### Goal
For each line below that contains the string "which", copy that line.

### Recorded data
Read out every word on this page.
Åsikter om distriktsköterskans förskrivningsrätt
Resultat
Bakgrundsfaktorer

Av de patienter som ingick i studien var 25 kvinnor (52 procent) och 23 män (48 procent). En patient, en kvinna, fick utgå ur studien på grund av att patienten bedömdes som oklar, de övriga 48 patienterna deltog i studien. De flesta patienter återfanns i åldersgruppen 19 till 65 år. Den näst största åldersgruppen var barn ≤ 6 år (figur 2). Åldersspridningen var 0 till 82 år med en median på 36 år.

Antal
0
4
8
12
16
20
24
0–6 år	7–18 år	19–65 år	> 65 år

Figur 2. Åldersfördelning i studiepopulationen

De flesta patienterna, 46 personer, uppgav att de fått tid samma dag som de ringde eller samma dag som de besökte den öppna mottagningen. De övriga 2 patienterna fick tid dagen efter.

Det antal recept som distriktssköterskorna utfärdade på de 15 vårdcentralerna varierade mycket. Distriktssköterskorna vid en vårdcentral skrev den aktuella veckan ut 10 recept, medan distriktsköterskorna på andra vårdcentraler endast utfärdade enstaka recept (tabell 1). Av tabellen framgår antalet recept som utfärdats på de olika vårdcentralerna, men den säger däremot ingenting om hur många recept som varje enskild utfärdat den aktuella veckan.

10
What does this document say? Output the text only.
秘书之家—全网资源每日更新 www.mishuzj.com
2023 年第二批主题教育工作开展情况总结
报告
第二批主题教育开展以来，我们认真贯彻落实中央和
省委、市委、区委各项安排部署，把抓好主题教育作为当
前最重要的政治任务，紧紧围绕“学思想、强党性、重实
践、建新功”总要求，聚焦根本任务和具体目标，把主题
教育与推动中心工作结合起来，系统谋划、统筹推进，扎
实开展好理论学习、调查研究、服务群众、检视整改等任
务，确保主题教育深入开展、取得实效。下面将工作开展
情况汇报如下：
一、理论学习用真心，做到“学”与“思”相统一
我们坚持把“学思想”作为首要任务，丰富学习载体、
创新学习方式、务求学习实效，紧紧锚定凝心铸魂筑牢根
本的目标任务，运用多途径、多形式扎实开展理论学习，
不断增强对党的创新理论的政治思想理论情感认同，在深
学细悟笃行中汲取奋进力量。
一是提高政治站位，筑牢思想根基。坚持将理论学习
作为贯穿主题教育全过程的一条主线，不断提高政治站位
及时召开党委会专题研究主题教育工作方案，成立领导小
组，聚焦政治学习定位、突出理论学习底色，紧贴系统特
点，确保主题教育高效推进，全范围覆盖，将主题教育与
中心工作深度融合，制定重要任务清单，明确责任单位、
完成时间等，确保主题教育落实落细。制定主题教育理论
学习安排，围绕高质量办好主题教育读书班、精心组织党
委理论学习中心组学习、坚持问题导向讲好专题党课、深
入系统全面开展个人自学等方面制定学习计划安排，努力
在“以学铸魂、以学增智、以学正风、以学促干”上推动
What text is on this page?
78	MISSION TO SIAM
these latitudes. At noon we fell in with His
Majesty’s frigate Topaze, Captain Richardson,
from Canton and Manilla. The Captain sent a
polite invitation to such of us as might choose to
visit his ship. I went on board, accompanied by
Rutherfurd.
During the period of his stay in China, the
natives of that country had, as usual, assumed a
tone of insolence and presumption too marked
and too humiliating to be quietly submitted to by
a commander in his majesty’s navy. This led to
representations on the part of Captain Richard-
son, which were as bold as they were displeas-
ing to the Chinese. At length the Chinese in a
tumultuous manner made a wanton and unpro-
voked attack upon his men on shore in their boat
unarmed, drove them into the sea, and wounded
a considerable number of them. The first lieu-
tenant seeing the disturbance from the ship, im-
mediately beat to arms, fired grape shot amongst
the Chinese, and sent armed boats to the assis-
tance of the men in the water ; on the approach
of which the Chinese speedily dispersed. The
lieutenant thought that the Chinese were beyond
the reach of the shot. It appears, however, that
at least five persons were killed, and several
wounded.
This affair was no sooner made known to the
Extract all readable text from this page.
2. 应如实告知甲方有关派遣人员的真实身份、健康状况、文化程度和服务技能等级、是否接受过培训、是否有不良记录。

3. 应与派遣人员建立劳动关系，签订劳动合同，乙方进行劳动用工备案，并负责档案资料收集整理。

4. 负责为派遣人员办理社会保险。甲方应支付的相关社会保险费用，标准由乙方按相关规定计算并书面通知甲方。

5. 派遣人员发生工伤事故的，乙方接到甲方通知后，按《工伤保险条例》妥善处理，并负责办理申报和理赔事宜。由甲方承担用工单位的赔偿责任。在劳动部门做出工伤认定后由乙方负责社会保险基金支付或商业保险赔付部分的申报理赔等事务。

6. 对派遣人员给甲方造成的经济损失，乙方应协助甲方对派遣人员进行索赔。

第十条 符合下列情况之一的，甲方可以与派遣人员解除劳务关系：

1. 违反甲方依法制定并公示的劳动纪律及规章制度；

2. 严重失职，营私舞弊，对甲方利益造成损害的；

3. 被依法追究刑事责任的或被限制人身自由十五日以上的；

### Output below
son, which were as bold as they were displeas-
of which the Chinese speedily dispersed. The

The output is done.